TEXT UNDER STUDY
========

This separation of concerns allows Lambda to handle persistence and complex notification logic while GAS handles Google Workspace integration (calendar events, email formatting).

Client-Side Task Capture

Modified the staging maintenance HTML at /sites/queenofsandiego.com/tools/maintenance/staging-index.html to include a task submission form that collects:

  • Task title and description
  • Assigned team member
  • Criticality level (Low, Medium, High, Critical)
  • Timestamp of submission

The JavaScript captures this data and POSTs to the GAS web app with action type log_maintenance.

Notification Strategy: Industry Best Practices

Rather than notifying on every single task addition, we implemented a criticality-based notification schedule backed by team communication research:

  • Critical/High: Immediate email notification to Sergio and the ops team
  • Medium: Batched digest email at 2 PM daily
  • Low: Weekly summary in Monday operations meeting

This approach reduces notification fatigue while ensuring urgent issues receive immediate attention—a pattern endorsed by high-performing operations teams at companies like Slack and PagerDuty.

Infrastructure & Deployment

S3 & CloudFront Configuration

The staging HTML is deployed to the existing S3 bucket backing maintenance.queenofsandiego.com, served through CloudFront. Commands used for deployment:

aws s3 cp staging-index.html s3://[maintenance-bucket]/tools/maintenance/staging-index.html

aws cloudfront create-invalidation \
  --distribution-id [CLOUDFRONT_DIST_ID] \
  --paths "/tools/maintenance/staging-index.html"

CloudFront invalidation ensures users receive the updated staging tool immediately without cache delays.

GAS Deployment & File Tracking

The new MaintenancePersistence.gs required explicit clasp tracking before deployment:

clasp push --force

Using the --force flag ensured that newly created files were properly synced to the Google Apps Script project, since the default behavior sometimes misses newly created local files.

Google Calendar Integration

Created a new Google Calendar named "Jada Maintenance" associated with jadasailing@gmail.com to provide team visibility into scheduled maintenance windows. The calendar is referenced in notifications, allowing team members to quickly understand task timing and dependencies.

========

[Stored data entries]
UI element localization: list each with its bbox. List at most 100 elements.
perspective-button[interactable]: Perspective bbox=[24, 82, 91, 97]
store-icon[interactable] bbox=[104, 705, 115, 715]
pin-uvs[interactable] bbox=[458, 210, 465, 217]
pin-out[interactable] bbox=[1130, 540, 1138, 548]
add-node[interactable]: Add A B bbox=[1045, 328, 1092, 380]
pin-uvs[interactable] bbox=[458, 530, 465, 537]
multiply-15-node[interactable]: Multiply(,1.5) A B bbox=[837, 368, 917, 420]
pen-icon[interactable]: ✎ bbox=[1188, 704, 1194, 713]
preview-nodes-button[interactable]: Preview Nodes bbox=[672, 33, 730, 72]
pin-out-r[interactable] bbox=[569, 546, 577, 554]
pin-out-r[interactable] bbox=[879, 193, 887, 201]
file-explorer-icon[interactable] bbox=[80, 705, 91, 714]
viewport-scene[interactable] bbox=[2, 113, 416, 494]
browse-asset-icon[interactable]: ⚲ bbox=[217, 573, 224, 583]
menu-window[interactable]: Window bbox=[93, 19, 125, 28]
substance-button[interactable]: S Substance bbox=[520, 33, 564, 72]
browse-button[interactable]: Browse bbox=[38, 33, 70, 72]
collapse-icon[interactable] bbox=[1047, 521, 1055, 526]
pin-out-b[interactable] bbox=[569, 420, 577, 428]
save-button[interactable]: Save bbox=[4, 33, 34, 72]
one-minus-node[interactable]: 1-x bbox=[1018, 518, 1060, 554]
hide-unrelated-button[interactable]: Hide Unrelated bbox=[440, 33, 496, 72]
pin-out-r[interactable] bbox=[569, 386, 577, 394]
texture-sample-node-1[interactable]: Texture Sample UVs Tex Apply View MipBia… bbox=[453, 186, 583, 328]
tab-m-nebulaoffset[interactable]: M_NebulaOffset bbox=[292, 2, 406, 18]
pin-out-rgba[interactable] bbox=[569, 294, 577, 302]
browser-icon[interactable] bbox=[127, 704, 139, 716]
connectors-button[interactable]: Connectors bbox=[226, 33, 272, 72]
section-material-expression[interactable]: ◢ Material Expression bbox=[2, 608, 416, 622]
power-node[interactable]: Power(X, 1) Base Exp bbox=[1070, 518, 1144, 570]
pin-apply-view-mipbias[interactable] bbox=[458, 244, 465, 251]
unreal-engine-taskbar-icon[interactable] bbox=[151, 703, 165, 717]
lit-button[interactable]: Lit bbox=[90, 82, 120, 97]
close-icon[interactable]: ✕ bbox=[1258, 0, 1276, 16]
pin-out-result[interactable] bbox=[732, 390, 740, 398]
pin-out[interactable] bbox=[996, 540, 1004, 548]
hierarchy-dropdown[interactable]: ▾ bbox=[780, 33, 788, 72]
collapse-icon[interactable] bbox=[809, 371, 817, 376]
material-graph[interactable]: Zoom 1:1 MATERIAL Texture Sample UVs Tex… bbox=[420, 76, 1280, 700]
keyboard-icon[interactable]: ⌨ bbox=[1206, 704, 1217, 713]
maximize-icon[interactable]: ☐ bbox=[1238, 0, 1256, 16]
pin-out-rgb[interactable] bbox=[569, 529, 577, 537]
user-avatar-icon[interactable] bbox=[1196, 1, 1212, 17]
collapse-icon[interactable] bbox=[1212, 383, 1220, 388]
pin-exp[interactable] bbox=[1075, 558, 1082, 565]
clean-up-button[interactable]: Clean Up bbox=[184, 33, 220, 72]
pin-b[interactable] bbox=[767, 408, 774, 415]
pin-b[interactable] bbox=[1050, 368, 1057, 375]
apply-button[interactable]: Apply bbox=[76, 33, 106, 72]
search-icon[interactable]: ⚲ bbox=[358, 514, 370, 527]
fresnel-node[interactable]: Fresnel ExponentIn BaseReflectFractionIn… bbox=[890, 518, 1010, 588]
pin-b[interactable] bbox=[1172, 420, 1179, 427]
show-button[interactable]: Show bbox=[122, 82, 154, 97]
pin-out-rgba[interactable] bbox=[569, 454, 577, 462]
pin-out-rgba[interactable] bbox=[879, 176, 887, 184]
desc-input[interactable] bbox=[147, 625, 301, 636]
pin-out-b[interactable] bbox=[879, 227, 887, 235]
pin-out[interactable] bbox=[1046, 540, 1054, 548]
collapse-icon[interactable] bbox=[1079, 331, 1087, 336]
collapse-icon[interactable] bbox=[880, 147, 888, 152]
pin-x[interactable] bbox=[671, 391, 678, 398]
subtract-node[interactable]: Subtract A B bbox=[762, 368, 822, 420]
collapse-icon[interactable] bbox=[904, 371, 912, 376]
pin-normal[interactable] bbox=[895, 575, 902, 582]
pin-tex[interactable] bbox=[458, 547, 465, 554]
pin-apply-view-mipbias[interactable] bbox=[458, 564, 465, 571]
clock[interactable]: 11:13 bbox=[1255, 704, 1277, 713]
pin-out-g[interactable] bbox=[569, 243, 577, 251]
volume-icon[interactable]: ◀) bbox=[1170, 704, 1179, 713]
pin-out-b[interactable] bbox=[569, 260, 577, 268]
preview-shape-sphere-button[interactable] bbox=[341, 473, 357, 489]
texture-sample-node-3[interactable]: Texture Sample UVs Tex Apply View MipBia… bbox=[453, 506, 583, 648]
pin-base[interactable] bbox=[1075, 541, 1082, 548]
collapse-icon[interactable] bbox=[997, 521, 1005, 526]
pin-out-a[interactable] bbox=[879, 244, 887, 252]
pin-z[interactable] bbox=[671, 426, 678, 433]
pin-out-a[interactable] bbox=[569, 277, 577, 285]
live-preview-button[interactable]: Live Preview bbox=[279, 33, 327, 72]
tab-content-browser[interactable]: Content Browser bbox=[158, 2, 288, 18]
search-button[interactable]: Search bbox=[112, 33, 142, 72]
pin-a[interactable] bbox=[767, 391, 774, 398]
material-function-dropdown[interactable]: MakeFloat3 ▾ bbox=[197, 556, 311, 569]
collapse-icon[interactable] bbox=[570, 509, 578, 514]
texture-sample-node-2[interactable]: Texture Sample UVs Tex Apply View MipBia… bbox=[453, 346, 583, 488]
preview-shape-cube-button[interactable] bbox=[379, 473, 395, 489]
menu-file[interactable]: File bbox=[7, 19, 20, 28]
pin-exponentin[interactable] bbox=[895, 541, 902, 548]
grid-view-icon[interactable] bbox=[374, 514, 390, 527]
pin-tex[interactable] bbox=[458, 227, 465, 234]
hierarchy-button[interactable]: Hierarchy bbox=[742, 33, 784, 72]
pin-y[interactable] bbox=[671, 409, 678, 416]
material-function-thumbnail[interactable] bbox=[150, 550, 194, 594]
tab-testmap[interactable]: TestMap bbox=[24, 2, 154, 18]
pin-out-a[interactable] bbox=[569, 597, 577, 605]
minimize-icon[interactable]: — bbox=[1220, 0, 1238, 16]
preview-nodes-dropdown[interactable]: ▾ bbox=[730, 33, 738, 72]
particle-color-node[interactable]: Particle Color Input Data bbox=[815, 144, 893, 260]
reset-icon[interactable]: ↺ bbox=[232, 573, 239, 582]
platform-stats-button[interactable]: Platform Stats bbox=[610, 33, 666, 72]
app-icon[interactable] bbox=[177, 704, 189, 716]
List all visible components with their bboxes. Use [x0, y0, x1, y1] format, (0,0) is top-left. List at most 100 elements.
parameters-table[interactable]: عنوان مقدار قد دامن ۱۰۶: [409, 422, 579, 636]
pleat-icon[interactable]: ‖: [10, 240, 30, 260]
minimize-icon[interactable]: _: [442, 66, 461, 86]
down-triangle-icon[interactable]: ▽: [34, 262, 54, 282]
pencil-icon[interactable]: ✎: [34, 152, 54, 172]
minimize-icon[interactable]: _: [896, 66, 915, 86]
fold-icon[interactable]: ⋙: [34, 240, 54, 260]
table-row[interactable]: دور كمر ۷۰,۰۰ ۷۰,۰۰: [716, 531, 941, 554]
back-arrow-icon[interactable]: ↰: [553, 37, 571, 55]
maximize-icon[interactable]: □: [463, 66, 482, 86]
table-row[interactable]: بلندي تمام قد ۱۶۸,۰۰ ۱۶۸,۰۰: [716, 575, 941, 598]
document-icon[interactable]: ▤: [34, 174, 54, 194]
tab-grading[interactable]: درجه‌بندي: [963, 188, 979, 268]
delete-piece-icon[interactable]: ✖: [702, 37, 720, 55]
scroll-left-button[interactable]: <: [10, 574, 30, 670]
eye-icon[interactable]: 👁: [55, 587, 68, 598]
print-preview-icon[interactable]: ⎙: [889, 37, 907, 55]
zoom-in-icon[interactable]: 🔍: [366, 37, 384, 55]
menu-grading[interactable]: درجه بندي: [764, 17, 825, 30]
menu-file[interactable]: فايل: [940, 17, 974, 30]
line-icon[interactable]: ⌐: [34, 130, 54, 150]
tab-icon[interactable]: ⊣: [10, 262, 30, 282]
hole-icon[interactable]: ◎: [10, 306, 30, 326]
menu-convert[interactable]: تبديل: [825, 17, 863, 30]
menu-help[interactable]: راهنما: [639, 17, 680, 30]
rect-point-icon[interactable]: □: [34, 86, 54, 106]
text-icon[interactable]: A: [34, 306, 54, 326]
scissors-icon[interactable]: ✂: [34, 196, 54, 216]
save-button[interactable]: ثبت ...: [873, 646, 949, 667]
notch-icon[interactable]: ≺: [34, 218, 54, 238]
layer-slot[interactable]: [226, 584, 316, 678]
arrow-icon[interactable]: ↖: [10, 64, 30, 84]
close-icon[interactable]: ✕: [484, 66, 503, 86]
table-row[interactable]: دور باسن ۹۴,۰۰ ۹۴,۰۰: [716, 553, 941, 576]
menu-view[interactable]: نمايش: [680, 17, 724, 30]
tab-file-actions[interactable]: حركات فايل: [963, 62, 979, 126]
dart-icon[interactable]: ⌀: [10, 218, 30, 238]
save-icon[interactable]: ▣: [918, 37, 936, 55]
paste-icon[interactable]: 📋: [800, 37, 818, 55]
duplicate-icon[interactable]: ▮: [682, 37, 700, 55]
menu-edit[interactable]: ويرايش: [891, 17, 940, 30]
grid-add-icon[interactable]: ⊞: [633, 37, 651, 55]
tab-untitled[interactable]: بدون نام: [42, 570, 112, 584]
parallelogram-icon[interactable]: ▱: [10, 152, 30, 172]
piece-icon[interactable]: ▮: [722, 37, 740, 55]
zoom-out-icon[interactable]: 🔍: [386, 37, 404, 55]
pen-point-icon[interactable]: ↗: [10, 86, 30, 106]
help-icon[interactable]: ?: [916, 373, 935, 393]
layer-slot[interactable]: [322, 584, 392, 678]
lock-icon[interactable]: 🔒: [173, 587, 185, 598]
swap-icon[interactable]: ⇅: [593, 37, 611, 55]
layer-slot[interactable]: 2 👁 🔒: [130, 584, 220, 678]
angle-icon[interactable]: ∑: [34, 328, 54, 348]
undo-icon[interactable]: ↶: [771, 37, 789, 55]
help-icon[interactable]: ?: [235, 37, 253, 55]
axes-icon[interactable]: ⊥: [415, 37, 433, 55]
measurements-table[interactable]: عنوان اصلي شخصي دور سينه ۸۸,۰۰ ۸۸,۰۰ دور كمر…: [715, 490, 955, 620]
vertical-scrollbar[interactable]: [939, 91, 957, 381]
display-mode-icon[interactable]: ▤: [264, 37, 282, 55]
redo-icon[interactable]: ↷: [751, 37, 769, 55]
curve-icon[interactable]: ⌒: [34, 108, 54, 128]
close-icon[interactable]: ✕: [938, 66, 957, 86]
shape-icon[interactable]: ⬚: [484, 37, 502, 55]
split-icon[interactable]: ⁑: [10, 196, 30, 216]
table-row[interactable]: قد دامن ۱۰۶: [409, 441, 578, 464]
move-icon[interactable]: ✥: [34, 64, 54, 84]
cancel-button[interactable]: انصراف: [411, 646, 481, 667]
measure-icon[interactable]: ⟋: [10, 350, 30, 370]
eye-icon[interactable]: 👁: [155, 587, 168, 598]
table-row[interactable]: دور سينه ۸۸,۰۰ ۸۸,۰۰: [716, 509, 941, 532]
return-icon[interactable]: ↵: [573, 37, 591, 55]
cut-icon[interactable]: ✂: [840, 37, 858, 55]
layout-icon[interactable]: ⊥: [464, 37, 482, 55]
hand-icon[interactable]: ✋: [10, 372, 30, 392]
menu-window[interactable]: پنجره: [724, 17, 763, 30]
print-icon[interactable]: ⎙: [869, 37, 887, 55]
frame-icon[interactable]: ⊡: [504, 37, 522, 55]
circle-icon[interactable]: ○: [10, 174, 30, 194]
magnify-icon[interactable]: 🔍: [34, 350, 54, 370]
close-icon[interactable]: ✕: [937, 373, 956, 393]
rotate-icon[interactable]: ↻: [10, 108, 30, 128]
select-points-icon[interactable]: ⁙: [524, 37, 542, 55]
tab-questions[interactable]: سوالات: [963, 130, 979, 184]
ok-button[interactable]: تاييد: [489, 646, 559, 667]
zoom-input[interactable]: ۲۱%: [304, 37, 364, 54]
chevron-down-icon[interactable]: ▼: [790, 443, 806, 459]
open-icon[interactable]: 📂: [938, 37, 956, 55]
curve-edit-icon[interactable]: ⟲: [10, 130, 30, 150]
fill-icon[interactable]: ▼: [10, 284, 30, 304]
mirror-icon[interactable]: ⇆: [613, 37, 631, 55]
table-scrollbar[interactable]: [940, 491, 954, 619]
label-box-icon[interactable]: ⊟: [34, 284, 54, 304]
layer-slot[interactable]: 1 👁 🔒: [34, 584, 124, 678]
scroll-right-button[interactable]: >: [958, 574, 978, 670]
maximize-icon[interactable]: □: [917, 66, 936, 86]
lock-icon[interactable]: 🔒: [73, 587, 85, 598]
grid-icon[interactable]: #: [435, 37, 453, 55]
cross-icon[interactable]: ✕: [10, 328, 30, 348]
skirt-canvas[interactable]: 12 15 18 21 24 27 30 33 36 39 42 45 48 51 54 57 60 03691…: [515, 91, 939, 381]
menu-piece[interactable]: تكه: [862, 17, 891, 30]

========

TASKS AND EXERCISES
• A. Change "scheduled maintenance windows" to "planned maintenance windows" in the maintenance tooling notes, then give the section that begins with the words containing "Google Calendar Integration" and ends with "timing and dependencies.".
• B. Go on with the maintenance tooling notes from the point where they stop.

TASK RESPONSES
• A.
Google Calendar Integration

Created a new Google Calendar named "Jada Maintenance" associated with jadasailing@gmail.com to provide team visibility into planned maintenance windows. The calendar is referenced in notifications, allowing team members to quickly understand task timing and dependencies.

• B.
Staging vs. Production Strategy

Since the maintenance tool currently lacks built-in environment separation, we implemented logical separation:

  • Staging requests POST to a test Lambda endpoint that sends notifications to jadasailing@gmail.com
  • Production requests POST to the main Lambda endpoint that sends to the ops team distribution list
  • Both environments share the same GAS script but use environment-specific URL properties

This allows us to validate the notification pipeline with staging data before impacting the actual ops team inbox.

Key Technical Decisions & Rationale

Why Lambda for persistence? GAS has quota limitations (6 minute execution timeout, API call restrictions). Offloading task storage, notification scheduling, and email sending to Lambda provides:

  • Async notification delivery without blocking the user's form submission
  • Ability to retry failed notifications
  • Separate scalability from the GAS web app layer

Why separate MaintenancePersistence.gs? Keeping Lambda communication logic in its own file improves maintainability and follows the single-responsibility principle. BookingAutomation.gs remains focused on booking-specific actions while MaintenancePersistence.gs becomes the dedicated handler for all maintenance-related flows.

Why criticality-based notification batching? Research from companies running high-scale operations shows that immediate notifications for every event create alert fatigue, which actually reduces response time to real emergencies. By batching lower-priority tasks, the team stays more responsive to critical issues.